-- START --

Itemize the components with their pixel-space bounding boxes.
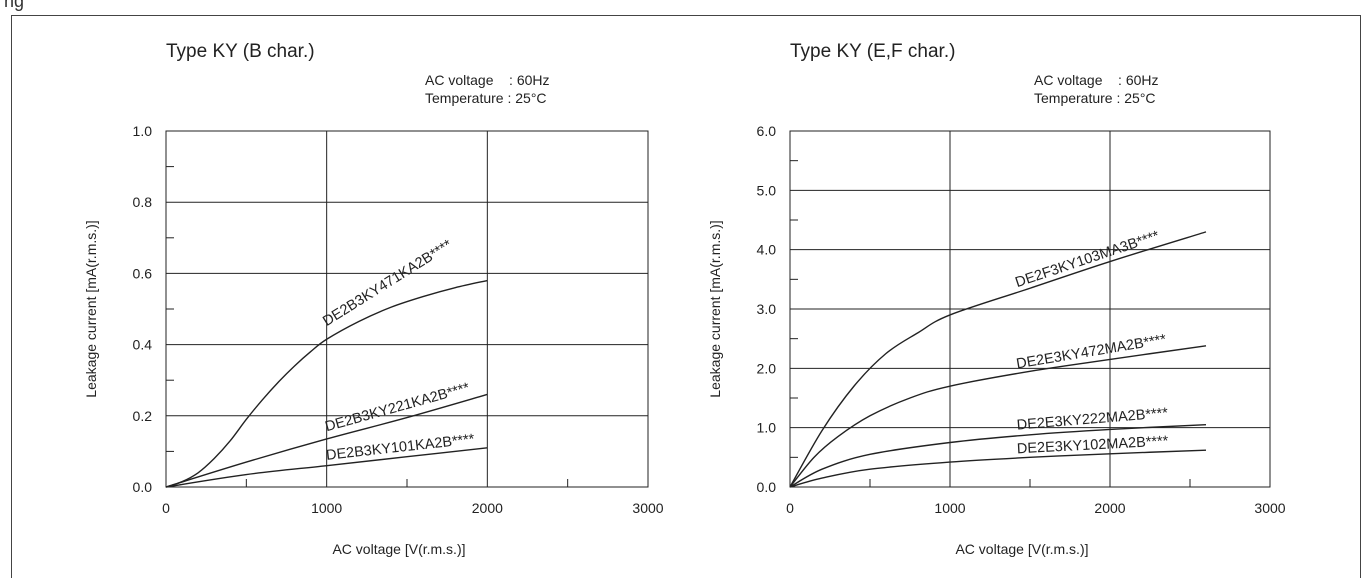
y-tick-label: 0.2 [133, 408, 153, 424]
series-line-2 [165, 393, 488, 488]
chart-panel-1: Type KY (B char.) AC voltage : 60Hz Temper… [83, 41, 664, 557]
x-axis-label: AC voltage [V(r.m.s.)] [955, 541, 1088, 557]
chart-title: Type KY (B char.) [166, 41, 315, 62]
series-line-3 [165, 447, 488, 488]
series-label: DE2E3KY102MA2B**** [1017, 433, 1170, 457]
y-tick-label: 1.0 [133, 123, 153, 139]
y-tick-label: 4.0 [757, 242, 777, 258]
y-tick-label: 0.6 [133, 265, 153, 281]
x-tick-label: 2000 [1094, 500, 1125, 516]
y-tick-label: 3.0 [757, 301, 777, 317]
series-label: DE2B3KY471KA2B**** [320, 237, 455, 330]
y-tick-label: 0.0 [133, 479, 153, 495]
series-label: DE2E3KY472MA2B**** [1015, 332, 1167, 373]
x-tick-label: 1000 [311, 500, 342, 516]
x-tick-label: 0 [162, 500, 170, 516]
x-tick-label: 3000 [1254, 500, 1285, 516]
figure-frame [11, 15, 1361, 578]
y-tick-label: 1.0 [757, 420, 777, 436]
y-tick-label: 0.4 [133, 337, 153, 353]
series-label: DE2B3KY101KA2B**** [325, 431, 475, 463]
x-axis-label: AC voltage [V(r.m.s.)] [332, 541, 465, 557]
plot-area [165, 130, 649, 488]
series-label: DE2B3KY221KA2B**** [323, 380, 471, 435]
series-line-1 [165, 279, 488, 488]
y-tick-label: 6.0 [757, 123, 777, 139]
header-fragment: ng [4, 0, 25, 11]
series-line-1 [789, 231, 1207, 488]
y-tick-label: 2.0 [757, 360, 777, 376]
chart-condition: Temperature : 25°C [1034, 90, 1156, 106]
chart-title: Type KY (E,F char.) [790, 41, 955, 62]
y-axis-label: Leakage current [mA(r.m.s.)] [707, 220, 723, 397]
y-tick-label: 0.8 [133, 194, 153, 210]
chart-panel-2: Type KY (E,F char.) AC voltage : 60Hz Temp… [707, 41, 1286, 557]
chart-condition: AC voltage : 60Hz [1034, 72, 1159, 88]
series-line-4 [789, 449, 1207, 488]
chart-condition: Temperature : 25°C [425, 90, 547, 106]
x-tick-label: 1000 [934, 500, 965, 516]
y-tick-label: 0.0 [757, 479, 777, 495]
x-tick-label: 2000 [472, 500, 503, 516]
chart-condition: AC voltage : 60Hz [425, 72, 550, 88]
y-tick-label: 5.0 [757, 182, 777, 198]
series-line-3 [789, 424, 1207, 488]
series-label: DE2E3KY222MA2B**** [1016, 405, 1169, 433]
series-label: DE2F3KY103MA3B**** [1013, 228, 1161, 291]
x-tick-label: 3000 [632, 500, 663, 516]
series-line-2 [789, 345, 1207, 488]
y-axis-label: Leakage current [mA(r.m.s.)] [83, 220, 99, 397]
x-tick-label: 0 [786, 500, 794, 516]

-- END --

Return every line above word for word, but leave out the pictures.

Itemize the components with their pixel-space bounding boxes.
y-tick-label: 0.2 [133, 408, 153, 424]
series-line-2 [165, 393, 488, 488]
chart-panel-1: Type KY (B char.) AC voltage : 60Hz Temper… [83, 41, 664, 557]
x-axis-label: AC voltage [V(r.m.s.)] [955, 541, 1088, 557]
chart-title: Type KY (B char.) [166, 41, 315, 62]
series-line-3 [165, 447, 488, 488]
series-label: DE2E3KY102MA2B**** [1017, 433, 1170, 457]
y-tick-label: 1.0 [133, 123, 153, 139]
y-tick-label: 4.0 [757, 242, 777, 258]
y-tick-label: 0.6 [133, 265, 153, 281]
x-tick-label: 2000 [1094, 500, 1125, 516]
y-tick-label: 3.0 [757, 301, 777, 317]
series-label: DE2B3KY471KA2B**** [320, 237, 455, 330]
y-tick-label: 0.0 [133, 479, 153, 495]
series-label: DE2E3KY472MA2B**** [1015, 332, 1167, 373]
x-tick-label: 1000 [311, 500, 342, 516]
x-tick-label: 0 [162, 500, 170, 516]
x-tick-label: 3000 [1254, 500, 1285, 516]
figure-frame [11, 15, 1361, 578]
y-tick-label: 1.0 [757, 420, 777, 436]
y-tick-label: 0.4 [133, 337, 153, 353]
series-label: DE2B3KY101KA2B**** [325, 431, 475, 463]
x-axis-label: AC voltage [V(r.m.s.)] [332, 541, 465, 557]
plot-area [165, 130, 649, 488]
series-label: DE2B3KY221KA2B**** [323, 380, 471, 435]
series-line-1 [165, 279, 488, 488]
y-tick-label: 6.0 [757, 123, 777, 139]
header-fragment: ng [4, 0, 25, 11]
series-line-1 [789, 231, 1207, 488]
y-tick-label: 2.0 [757, 360, 777, 376]
chart-condition: Temperature : 25°C [1034, 90, 1156, 106]
chart-title: Type KY (E,F char.) [790, 41, 955, 62]
y-axis-label: Leakage current [mA(r.m.s.)] [707, 220, 723, 397]
y-tick-label: 0.8 [133, 194, 153, 210]
chart-panel-2: Type KY (E,F char.) AC voltage : 60Hz Temp… [707, 41, 1286, 557]
chart-condition: AC voltage : 60Hz [1034, 72, 1159, 88]
series-line-4 [789, 449, 1207, 488]
chart-condition: Temperature : 25°C [425, 90, 547, 106]
x-tick-label: 1000 [934, 500, 965, 516]
y-tick-label: 0.0 [757, 479, 777, 495]
x-tick-label: 2000 [472, 500, 503, 516]
chart-condition: AC voltage : 60Hz [425, 72, 550, 88]
y-tick-label: 5.0 [757, 182, 777, 198]
series-line-3 [789, 424, 1207, 488]
series-label: DE2E3KY222MA2B**** [1016, 405, 1169, 433]
series-label: DE2F3KY103MA3B**** [1013, 228, 1161, 291]
x-tick-label: 3000 [632, 500, 663, 516]
series-line-2 [789, 345, 1207, 488]
y-axis-label: Leakage current [mA(r.m.s.)] [83, 220, 99, 397]
x-tick-label: 0 [786, 500, 794, 516]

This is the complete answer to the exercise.